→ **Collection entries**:
Begin

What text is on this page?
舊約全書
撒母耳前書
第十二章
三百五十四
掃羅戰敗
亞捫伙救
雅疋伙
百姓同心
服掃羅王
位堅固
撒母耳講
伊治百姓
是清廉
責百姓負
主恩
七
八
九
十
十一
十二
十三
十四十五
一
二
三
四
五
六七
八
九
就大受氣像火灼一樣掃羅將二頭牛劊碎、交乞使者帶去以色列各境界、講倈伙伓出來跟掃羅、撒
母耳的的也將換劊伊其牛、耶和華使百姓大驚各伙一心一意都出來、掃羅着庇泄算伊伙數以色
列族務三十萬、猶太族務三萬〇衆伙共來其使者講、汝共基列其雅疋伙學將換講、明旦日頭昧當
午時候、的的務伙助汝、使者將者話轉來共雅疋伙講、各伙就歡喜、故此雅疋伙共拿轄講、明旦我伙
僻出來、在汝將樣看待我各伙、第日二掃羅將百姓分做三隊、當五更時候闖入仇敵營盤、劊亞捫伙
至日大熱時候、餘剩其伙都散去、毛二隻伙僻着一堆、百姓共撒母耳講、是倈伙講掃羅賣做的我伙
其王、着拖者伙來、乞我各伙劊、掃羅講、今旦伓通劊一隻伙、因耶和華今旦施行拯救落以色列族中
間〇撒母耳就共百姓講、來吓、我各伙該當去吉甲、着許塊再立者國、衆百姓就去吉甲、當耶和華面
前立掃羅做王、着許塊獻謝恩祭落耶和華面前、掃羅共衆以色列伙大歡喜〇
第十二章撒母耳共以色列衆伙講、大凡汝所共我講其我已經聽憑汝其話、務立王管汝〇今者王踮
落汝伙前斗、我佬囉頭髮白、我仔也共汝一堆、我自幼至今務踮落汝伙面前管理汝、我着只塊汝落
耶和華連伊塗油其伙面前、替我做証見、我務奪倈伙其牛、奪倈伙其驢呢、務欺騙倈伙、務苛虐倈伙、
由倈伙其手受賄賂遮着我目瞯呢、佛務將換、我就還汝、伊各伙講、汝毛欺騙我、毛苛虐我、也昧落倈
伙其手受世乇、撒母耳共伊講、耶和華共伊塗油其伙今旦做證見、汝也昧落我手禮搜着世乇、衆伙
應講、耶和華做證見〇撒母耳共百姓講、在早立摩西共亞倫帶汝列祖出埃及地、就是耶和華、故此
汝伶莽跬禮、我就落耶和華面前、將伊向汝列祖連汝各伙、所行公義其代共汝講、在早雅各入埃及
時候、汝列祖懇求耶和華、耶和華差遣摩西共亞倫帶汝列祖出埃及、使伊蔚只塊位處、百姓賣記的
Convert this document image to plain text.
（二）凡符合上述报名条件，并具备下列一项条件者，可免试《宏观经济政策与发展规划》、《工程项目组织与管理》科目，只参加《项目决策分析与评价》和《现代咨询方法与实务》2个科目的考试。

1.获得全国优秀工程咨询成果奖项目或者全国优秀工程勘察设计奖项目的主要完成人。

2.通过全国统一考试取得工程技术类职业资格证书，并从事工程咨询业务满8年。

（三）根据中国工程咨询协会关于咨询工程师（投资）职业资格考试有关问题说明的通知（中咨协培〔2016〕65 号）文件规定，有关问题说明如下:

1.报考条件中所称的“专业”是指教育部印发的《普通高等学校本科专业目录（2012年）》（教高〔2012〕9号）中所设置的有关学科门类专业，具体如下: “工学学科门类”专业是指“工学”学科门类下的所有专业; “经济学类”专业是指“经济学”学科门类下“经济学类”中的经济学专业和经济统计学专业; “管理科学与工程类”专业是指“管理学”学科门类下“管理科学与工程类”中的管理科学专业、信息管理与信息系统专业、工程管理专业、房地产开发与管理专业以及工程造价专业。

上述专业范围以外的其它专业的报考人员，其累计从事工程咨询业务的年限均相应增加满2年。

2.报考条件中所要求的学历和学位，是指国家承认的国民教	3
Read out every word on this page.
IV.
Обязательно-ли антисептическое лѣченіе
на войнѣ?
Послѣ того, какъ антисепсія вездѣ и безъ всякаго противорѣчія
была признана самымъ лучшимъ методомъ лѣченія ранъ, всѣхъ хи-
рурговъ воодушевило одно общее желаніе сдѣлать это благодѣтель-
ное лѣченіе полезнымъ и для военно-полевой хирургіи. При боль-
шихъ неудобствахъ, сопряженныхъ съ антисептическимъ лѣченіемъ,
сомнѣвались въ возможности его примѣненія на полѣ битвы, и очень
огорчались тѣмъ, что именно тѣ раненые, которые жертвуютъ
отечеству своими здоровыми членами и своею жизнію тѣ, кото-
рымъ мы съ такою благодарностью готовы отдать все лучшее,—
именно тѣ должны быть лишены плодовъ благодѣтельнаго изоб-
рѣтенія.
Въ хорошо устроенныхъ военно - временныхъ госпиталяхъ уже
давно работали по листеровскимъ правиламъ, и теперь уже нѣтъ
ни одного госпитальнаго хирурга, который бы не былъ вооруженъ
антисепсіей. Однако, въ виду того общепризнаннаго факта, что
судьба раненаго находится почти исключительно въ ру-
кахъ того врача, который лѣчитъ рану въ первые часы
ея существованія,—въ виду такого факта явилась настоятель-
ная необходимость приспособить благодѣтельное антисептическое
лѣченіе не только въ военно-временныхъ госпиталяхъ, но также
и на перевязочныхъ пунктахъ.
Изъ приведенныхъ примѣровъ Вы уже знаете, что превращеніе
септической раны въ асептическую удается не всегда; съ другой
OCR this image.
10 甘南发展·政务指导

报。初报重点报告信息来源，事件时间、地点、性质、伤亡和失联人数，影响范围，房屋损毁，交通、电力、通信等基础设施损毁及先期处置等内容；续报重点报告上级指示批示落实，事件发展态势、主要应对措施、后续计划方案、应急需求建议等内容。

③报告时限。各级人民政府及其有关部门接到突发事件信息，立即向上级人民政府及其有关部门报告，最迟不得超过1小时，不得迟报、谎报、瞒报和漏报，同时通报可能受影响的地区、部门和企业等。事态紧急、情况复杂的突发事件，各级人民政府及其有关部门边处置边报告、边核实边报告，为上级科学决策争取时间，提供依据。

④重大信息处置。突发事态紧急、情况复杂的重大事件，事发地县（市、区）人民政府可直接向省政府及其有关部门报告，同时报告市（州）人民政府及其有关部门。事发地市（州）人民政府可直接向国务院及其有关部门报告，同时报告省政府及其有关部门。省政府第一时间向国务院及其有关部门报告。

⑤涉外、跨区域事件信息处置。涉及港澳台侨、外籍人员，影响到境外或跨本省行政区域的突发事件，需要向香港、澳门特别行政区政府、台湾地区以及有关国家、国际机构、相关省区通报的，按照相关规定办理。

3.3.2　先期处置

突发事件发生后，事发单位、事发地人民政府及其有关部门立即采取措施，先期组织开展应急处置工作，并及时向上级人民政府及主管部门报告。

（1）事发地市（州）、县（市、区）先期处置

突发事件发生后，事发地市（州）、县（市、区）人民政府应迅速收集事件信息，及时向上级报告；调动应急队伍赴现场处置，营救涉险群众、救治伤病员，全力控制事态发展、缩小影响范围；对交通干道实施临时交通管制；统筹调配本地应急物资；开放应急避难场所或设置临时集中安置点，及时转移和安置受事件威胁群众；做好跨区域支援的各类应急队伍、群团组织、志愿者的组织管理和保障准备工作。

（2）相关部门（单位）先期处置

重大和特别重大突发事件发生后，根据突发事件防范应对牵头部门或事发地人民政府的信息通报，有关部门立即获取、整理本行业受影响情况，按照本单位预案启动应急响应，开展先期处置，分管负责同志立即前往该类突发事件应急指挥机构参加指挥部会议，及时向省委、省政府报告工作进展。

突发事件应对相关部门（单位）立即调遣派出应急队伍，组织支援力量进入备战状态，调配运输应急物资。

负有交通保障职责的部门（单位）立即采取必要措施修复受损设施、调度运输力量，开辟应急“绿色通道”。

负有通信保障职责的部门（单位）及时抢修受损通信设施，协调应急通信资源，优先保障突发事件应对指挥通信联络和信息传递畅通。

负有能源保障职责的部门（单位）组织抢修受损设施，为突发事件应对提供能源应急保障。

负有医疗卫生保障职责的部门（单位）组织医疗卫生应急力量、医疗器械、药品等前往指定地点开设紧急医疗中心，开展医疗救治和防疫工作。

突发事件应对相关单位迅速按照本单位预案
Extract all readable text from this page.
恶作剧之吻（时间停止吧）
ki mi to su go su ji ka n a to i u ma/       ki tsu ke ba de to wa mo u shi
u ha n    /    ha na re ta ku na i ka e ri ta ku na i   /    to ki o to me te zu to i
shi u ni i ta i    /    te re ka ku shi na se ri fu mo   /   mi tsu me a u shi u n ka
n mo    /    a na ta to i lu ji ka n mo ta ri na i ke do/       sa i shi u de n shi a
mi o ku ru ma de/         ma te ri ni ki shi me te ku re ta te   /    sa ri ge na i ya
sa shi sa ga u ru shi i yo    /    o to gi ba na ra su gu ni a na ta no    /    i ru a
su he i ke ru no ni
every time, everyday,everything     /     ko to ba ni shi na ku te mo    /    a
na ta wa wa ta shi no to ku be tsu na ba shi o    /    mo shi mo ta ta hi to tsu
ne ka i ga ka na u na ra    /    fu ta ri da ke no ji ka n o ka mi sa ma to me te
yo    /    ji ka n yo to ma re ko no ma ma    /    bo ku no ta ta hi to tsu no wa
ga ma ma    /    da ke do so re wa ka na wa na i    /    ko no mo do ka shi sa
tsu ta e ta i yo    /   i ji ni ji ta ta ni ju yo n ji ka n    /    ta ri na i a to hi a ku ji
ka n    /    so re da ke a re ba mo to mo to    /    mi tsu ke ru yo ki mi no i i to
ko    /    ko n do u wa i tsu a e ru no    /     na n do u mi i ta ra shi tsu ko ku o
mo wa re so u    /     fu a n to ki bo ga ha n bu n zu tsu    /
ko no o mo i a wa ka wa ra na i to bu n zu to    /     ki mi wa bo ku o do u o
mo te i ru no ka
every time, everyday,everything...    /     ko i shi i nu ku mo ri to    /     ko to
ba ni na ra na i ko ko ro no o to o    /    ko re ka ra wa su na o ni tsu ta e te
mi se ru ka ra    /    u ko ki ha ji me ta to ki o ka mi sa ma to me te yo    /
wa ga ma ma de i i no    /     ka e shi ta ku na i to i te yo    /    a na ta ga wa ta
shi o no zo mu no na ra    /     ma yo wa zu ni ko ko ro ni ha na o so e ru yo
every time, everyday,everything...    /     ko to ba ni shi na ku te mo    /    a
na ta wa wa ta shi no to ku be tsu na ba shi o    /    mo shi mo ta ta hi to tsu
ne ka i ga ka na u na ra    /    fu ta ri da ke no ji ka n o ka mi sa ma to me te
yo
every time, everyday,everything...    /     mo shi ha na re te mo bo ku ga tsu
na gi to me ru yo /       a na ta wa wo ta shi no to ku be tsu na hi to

End

→ **Work to complete**:
Pull out every line of the entries that includes the word "image".

→ **Response**:
Convert this document image to plain text.
OCR this image.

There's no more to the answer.